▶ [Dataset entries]
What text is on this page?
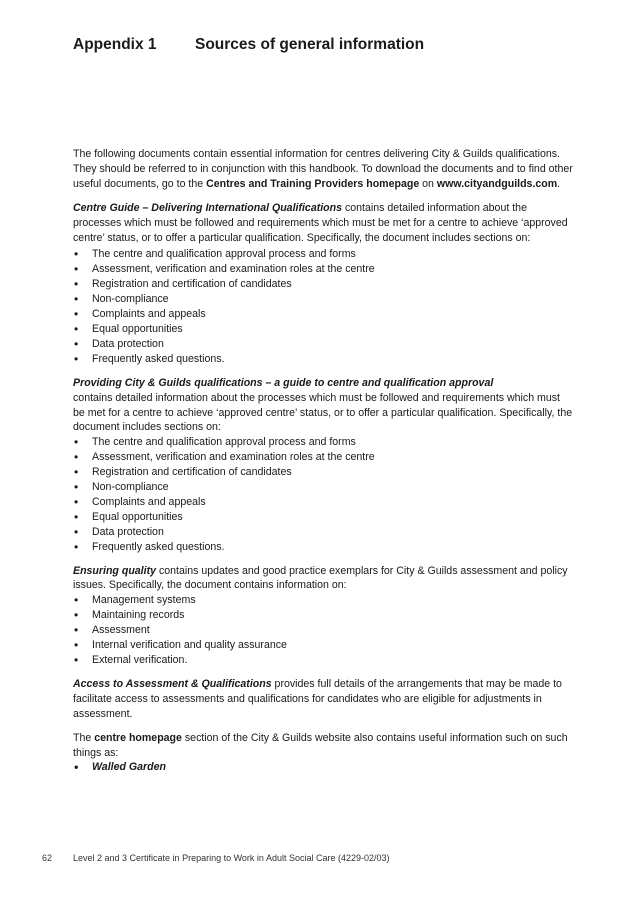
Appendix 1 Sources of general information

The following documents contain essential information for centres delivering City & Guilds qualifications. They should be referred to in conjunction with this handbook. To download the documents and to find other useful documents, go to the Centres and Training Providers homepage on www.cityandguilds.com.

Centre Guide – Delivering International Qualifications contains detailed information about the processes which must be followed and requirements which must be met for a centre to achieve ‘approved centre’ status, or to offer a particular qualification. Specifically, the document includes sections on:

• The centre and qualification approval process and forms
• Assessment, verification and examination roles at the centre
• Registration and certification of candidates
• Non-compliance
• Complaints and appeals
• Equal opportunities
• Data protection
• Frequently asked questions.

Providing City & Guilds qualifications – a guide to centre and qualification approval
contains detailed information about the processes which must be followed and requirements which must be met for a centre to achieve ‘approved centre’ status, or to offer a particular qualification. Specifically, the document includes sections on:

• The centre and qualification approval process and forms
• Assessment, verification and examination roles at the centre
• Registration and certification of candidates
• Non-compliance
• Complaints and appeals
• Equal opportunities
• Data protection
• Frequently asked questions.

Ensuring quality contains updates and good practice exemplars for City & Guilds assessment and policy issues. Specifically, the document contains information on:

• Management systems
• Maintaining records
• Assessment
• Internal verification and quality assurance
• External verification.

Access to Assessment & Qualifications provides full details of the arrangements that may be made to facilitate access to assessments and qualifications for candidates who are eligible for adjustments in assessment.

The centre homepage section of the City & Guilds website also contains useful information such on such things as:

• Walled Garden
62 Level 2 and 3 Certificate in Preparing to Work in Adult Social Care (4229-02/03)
==
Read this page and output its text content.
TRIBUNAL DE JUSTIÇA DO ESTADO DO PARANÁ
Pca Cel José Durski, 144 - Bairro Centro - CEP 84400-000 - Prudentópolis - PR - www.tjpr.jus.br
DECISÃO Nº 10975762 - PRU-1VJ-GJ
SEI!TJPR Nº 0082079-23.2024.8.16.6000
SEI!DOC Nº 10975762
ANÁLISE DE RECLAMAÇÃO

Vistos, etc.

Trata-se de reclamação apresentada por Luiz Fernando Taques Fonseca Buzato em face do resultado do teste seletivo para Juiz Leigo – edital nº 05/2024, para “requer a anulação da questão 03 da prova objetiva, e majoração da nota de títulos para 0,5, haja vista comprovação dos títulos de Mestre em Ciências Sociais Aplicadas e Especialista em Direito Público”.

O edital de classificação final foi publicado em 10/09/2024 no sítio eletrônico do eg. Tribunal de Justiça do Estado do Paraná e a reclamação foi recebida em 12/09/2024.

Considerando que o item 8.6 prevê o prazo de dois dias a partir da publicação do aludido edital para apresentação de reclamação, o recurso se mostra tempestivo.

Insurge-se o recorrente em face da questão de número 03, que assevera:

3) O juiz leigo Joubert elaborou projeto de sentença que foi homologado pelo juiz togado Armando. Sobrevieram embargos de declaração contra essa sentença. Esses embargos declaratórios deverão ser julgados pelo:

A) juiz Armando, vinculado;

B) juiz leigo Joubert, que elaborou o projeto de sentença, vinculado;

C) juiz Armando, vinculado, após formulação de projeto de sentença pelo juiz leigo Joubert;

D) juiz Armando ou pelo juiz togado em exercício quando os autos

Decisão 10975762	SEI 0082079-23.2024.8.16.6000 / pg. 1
* * *
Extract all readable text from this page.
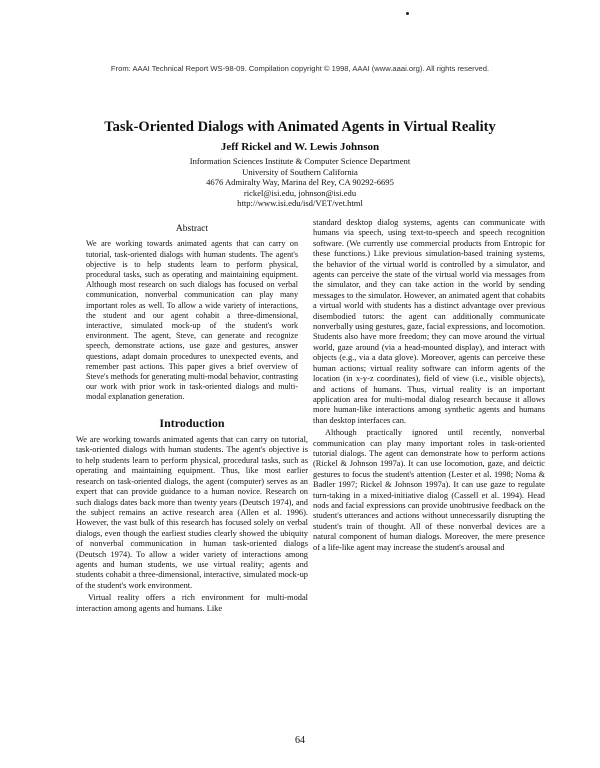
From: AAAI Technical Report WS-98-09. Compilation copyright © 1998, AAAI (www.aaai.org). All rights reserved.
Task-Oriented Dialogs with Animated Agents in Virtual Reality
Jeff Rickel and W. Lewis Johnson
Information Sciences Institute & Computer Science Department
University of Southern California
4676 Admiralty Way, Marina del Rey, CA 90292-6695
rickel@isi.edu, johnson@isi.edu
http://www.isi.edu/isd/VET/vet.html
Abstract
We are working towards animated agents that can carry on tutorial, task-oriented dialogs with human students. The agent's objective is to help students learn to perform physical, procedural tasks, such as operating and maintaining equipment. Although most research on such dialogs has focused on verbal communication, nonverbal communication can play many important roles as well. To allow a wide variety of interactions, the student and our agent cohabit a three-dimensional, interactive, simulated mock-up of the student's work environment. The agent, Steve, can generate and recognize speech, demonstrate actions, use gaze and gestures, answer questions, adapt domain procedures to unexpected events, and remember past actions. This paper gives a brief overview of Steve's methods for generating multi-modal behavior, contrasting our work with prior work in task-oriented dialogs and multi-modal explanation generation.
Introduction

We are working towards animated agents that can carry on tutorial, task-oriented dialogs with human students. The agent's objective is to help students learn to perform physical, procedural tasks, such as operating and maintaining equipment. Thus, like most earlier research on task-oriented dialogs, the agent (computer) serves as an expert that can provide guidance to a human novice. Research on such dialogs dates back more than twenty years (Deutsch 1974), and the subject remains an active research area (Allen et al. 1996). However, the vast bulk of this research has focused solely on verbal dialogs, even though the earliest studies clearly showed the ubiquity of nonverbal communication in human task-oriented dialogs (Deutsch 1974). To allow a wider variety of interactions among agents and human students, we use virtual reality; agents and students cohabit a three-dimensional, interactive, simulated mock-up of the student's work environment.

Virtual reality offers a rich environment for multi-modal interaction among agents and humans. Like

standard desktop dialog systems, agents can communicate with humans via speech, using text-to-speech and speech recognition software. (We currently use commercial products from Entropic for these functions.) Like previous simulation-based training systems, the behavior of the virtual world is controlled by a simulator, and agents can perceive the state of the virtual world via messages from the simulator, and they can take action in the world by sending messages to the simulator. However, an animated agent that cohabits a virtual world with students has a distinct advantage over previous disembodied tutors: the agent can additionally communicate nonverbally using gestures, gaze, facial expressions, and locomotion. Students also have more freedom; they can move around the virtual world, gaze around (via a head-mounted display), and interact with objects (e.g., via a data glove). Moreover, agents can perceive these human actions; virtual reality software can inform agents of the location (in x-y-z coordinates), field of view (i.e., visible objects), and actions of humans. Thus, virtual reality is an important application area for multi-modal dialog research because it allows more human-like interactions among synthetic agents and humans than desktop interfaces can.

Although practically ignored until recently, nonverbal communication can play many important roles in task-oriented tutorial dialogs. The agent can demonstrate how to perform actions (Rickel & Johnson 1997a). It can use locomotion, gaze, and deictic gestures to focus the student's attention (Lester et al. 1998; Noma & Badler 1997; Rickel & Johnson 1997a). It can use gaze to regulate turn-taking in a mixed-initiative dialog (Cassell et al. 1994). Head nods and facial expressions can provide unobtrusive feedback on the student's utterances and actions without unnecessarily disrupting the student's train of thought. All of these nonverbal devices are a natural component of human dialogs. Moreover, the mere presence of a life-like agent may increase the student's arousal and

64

▶ [What you will do]
From the entries above, pull out each line that includes "help".

▶ [The solution]
We are working towards animated agents that can carry on tutorial, task-oriented dialogs with human students. The agent's objective is to help students learn to perform physical, procedural tasks, such as operating and maintaining equipment. Although most research on such dialogs has focused on verbal communication, nonverbal communication can play many important roles as well. To allow a wide variety of interactions, the student and our agent cohabit a three-dimensional, interactive, simulated mock-up of the student's work environment. The agent, Steve, can generate and recognize speech, demonstrate actions, use gaze and gestures, answer questions, adapt domain procedures to unexpected events, and remember past actions. This paper gives a brief overview of Steve's methods for generating multi-modal behavior, contrasting our work with prior work in task-oriented dialogs and multi-modal explanation generation.
We are working towards animated agents that can carry on tutorial, task-oriented dialogs with human students. The agent's objective is to help students learn to perform physical, procedural tasks, such as operating and maintaining equipment. Thus, like most earlier research on task-oriented dialogs, the agent (computer) serves as an expert that can provide guidance to a human novice. Research on such dialogs dates back more than twenty years (Deutsch 1974), and the subject remains an active research area (Allen et al. 1996). However, the vast bulk of this research has focused solely on verbal dialogs, even though the earliest studies clearly showed the ubiquity of nonverbal communication in human task-oriented dialogs (Deutsch 1974). To allow a wider variety of interactions among agents and human students, we use virtual reality; agents and students cohabit a three-dimensional, interactive, simulated mock-up of the student's work environment.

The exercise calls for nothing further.